**RECORDS SUPPLIED**
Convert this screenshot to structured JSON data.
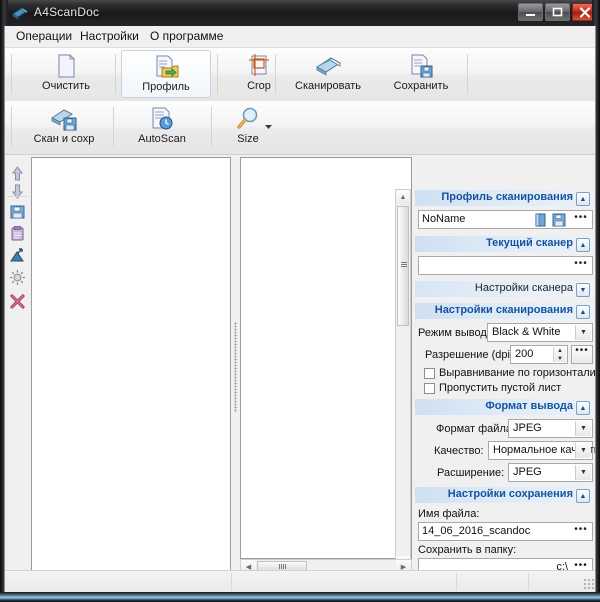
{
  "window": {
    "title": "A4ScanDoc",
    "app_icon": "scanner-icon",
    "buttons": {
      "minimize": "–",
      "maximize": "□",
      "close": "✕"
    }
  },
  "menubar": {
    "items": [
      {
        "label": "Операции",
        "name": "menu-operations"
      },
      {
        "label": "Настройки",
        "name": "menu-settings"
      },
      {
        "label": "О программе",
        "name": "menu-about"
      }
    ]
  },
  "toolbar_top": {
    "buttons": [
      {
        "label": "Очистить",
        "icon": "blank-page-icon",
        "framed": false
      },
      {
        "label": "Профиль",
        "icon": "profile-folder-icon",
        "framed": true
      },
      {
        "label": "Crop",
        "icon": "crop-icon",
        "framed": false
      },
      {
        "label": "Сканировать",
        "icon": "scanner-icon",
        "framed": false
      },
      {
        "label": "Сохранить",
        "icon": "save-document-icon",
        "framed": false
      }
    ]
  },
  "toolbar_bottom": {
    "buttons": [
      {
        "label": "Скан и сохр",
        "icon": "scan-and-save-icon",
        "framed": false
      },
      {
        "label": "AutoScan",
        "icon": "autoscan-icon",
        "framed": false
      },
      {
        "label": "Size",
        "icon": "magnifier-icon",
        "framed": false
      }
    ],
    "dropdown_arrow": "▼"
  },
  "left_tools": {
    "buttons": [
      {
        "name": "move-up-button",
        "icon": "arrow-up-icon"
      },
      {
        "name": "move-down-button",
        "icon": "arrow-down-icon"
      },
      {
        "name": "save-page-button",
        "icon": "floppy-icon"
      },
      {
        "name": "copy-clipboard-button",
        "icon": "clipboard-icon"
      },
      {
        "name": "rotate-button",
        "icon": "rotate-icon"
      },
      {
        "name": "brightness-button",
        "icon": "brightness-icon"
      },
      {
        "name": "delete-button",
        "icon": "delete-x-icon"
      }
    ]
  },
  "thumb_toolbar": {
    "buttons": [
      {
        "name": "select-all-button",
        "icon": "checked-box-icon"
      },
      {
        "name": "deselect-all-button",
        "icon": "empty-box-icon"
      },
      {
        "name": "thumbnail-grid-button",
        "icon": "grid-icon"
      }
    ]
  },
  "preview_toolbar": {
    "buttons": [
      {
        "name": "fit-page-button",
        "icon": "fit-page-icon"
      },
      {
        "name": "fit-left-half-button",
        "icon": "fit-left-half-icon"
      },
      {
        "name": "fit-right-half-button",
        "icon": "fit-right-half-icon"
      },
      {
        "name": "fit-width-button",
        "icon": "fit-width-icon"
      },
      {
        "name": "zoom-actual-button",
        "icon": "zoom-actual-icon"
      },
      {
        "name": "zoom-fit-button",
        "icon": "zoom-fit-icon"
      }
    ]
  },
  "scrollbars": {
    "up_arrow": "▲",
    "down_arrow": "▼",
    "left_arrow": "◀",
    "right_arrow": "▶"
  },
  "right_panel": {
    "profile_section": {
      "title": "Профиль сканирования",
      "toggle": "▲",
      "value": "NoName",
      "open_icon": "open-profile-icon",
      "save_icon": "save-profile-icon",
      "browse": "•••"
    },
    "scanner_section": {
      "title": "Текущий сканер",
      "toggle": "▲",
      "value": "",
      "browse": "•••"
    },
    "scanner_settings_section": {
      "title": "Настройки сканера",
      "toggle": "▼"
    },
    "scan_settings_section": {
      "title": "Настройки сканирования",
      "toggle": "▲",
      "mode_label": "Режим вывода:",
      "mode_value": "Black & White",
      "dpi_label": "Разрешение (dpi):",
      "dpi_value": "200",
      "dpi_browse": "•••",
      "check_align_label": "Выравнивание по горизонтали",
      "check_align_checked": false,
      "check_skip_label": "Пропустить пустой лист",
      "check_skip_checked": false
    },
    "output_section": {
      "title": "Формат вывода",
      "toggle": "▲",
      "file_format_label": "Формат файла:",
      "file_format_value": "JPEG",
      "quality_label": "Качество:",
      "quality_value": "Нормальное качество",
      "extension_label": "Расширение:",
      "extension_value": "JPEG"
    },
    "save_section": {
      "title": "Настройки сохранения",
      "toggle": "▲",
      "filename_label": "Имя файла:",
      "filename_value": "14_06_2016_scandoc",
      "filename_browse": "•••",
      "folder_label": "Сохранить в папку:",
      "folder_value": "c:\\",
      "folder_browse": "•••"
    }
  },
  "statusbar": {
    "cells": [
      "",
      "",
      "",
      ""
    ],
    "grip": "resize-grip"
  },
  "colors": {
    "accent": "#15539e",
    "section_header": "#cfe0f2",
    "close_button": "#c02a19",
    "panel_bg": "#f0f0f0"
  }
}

**TASK BRIEF**
Return the lines of the records that include the string "JPEG".

**OUTPUT OF THE TASK**
      "file_format_value": "JPEG",
      "extension_value": "JPEG"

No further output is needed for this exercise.